> **Written problem**
Go through the listing beneath this task and return every line that carries the string "פיתוח".

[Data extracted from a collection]
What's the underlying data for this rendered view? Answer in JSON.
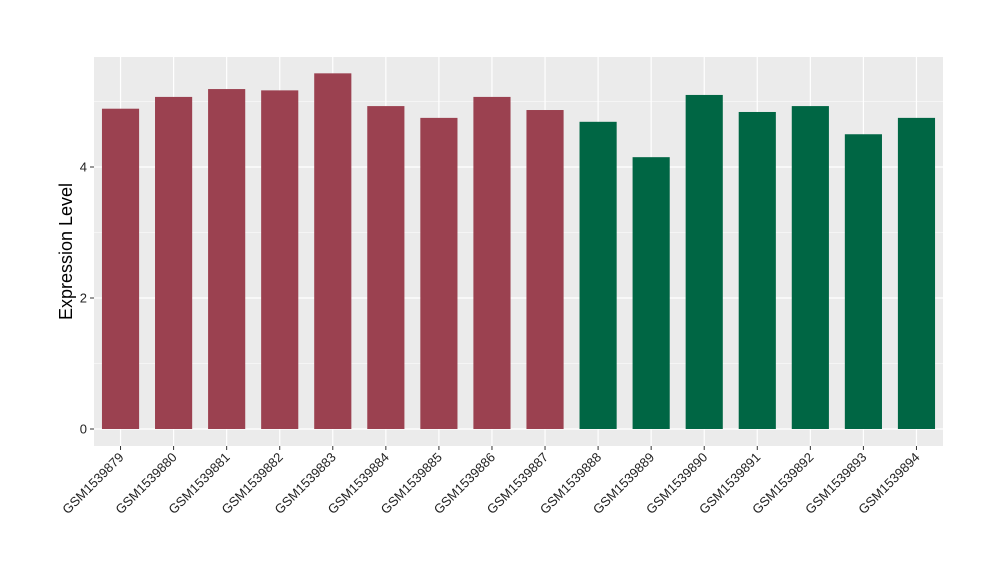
{
  "chart_data": {
    "type": "bar",
    "title": "",
    "xlabel": "",
    "ylabel": "Expression Level",
    "ylim": [
      -0.25,
      5.75
    ],
    "yticks": [
      0,
      2,
      4
    ],
    "grid": true,
    "legend": "none",
    "categories": [
      "GSM1539879",
      "GSM1539880",
      "GSM1539881",
      "GSM1539882",
      "GSM1539883",
      "GSM1539884",
      "GSM1539885",
      "GSM1539886",
      "GSM1539887",
      "GSM1539888",
      "GSM1539889",
      "GSM1539890",
      "GSM1539891",
      "GSM1539892",
      "GSM1539893",
      "GSM1539894"
    ],
    "values": [
      4.89,
      5.07,
      5.19,
      5.17,
      5.43,
      4.93,
      4.75,
      5.07,
      4.87,
      4.69,
      4.15,
      5.1,
      4.84,
      4.93,
      4.5,
      4.75
    ],
    "group": [
      0,
      0,
      0,
      0,
      0,
      0,
      0,
      0,
      0,
      1,
      1,
      1,
      1,
      1,
      1,
      1
    ],
    "colors": [
      "#9b4150",
      "#006644"
    ],
    "panel_background": "#ebebeb",
    "grid_color": "#ffffff"
  }
}
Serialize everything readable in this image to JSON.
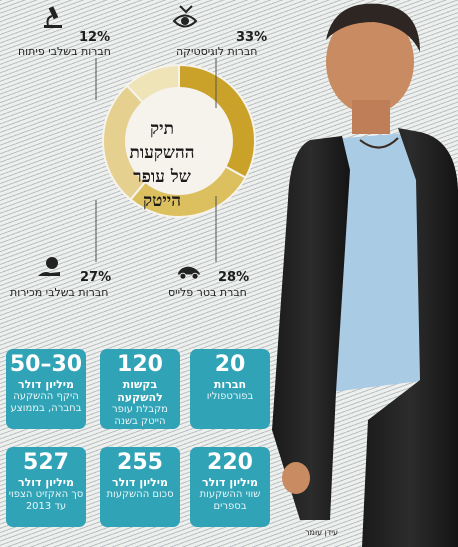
{
  "chart_data": {
    "type": "pie",
    "title": "תיק ההשקעות של עופר הייטק",
    "title_lines": [
      "תיק",
      "ההשקעות",
      "של עופר",
      "הייטק"
    ],
    "slices": [
      {
        "label": "חברות לוגיסטיקה... ",
        "value": 33,
        "display": "33%",
        "caption": "חברות לוגיסטיקה",
        "color": "#caa22a"
      },
      {
        "label": "חברת בטר פלייס",
        "value": 28,
        "display": "28%",
        "caption": "חברת בטר פלייס",
        "color": "#dcbf5e"
      },
      {
        "label": "חברות בשלבי מכירות",
        "value": 27,
        "display": "27%",
        "caption": "חברות בשלבי מכירות",
        "color": "#e6d08f"
      },
      {
        "label": "חברות בשלבי פיתוח",
        "value": 12,
        "display": "12%",
        "caption": "חברות בשלבי פיתוח",
        "color": "#efe3b8"
      }
    ]
  },
  "cards": [
    {
      "number": "20",
      "line1": "חברות",
      "line2": "בפורטפוליו"
    },
    {
      "number": "120",
      "line1": "בקשות להשקעה",
      "line2": "מקבלת עופר הייטק בשנה"
    },
    {
      "number": "50–30",
      "line1": "מיליון דולר",
      "line2": "היקף ההשקעה בחברה, בממוצע"
    },
    {
      "number": "220",
      "line1": "מיליון דולר",
      "line2": "שווי ההשקעות בספרים"
    },
    {
      "number": "255",
      "line1": "מיליון דולר",
      "line2": "סכום ההשקעות"
    },
    {
      "number": "527",
      "line1": "מיליון דולר",
      "line2": "סך האקזיט הצפוי עד 2013"
    }
  ],
  "credit": "עידן עומר",
  "colors": {
    "card": "#31a3b6",
    "gold": "#caa22a"
  },
  "icons": [
    "microscope-icon",
    "eye-icon",
    "money-hand-icon",
    "car-icon"
  ]
}
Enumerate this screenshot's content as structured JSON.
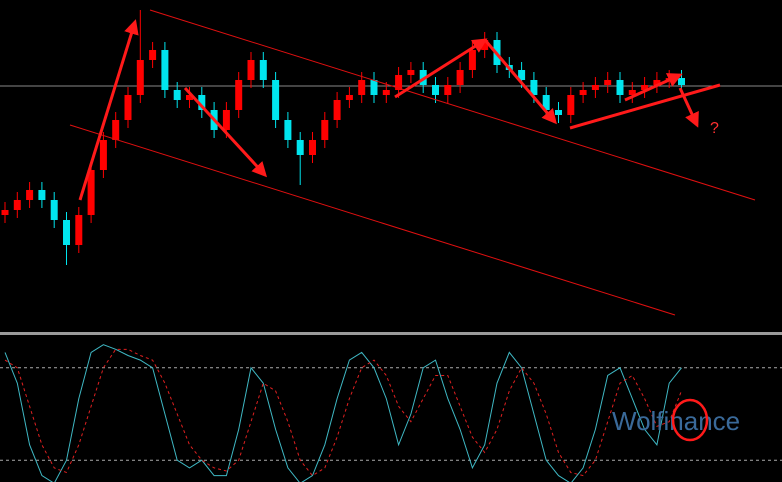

> **Task answer**
        "label": "חברות בשלבי פיתוח",
        "caption": "חברות בשלבי פיתוח",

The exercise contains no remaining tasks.